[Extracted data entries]
— start —
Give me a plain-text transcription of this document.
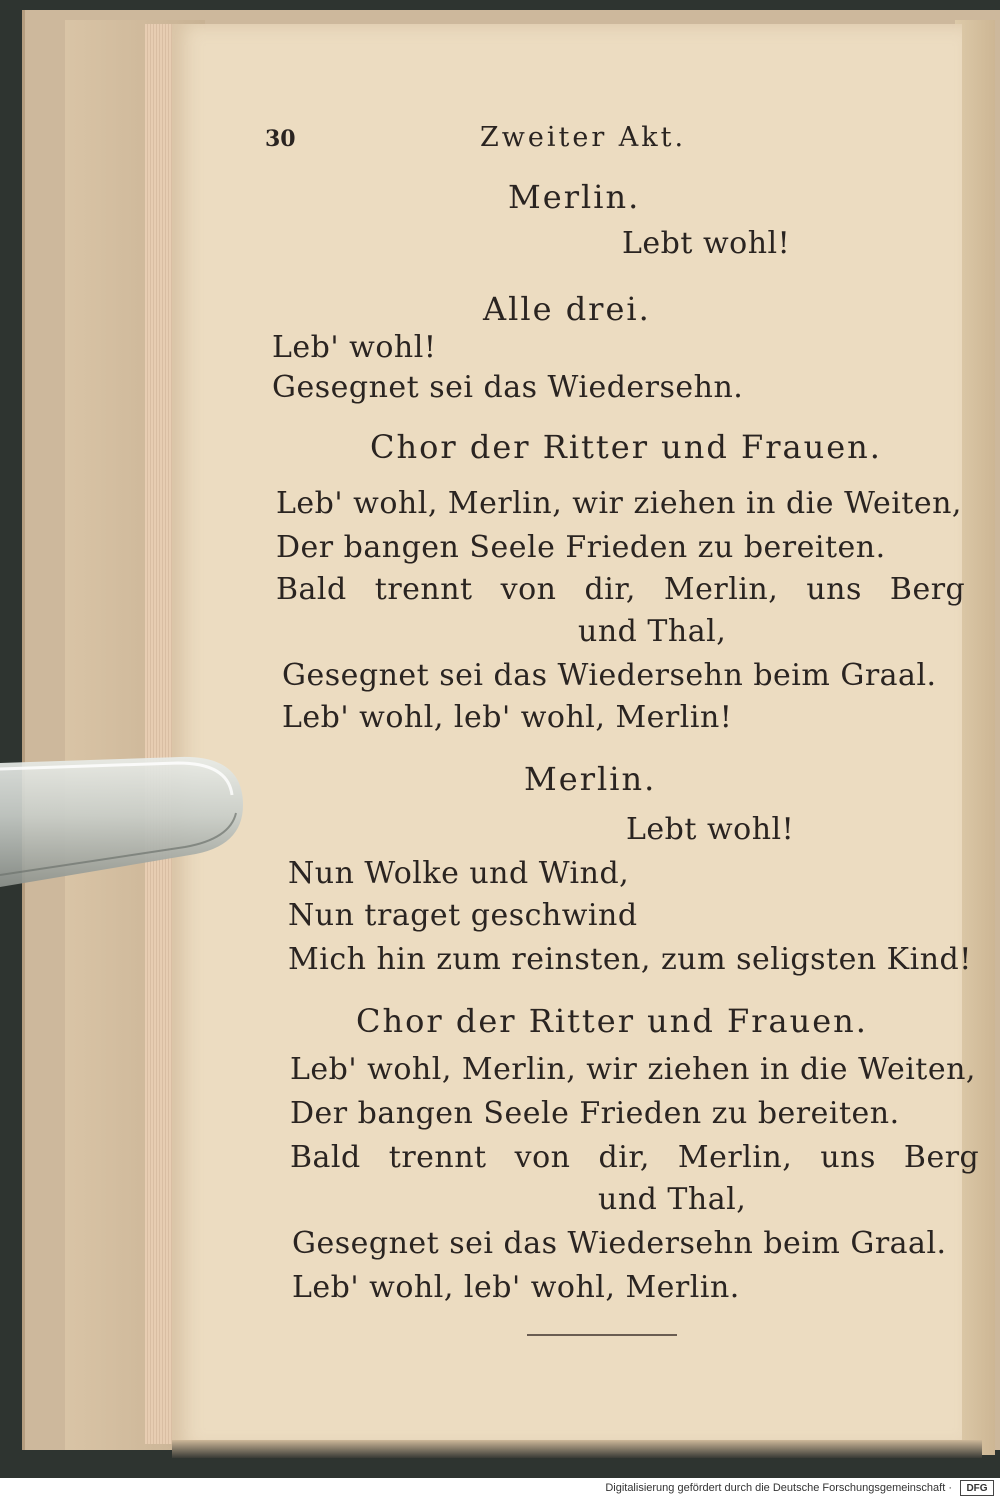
30	Zweiter Akt.
Merlin.
Lebt wohl!
Alle drei.
Leb' wohl!
Gesegnet sei das Wiedersehn.
Chor der Ritter und Frauen.
Leb' wohl, Merlin, wir ziehen in die Weiten,
Der bangen Seele Frieden zu bereiten.
Bald trennt von dir, Merlin, uns Berg
und Thal,
Gesegnet sei das Wiedersehn beim Graal.
Leb' wohl, leb' wohl, Merlin!
Merlin.
Lebt wohl!
Nun Wolke und Wind,
Nun traget geschwind
Mich hin zum reinsten, zum seligsten Kind!
Chor der Ritter und Frauen.
Leb' wohl, Merlin, wir ziehen in die Weiten,
Der bangen Seele Frieden zu bereiten.
Bald trennt von dir, Merlin, uns Berg
und Thal,
Gesegnet sei das Wiedersehn beim Graal.
Leb' wohl, leb' wohl, Merlin.
Digitalisierung gefördert durch die Deutsche Forschungsgemeinschaft ·	DFG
— end —
#### WHAT YOU WILL DO:
Repeat all of the data above word for word, minus the pictures.

#### WORKED ANSWER:
Give me a plain-text transcription of this document.
30	Zweiter Akt.
Merlin.
Lebt wohl!
Alle drei.
Leb' wohl!
Gesegnet sei das Wiedersehn.
Chor der Ritter und Frauen.
Leb' wohl, Merlin, wir ziehen in die Weiten,
Der bangen Seele Frieden zu bereiten.
Bald trennt von dir, Merlin, uns Berg
und Thal,
Gesegnet sei das Wiedersehn beim Graal.
Leb' wohl, leb' wohl, Merlin!
Merlin.
Lebt wohl!
Nun Wolke und Wind,
Nun traget geschwind
Mich hin zum reinsten, zum seligsten Kind!
Chor der Ritter und Frauen.
Leb' wohl, Merlin, wir ziehen in die Weiten,
Der bangen Seele Frieden zu bereiten.
Bald trennt von dir, Merlin, uns Berg
und Thal,
Gesegnet sei das Wiedersehn beim Graal.
Leb' wohl, leb' wohl, Merlin.
Digitalisierung gefördert durch die Deutsche Forschungsgemeinschaft ·	DFG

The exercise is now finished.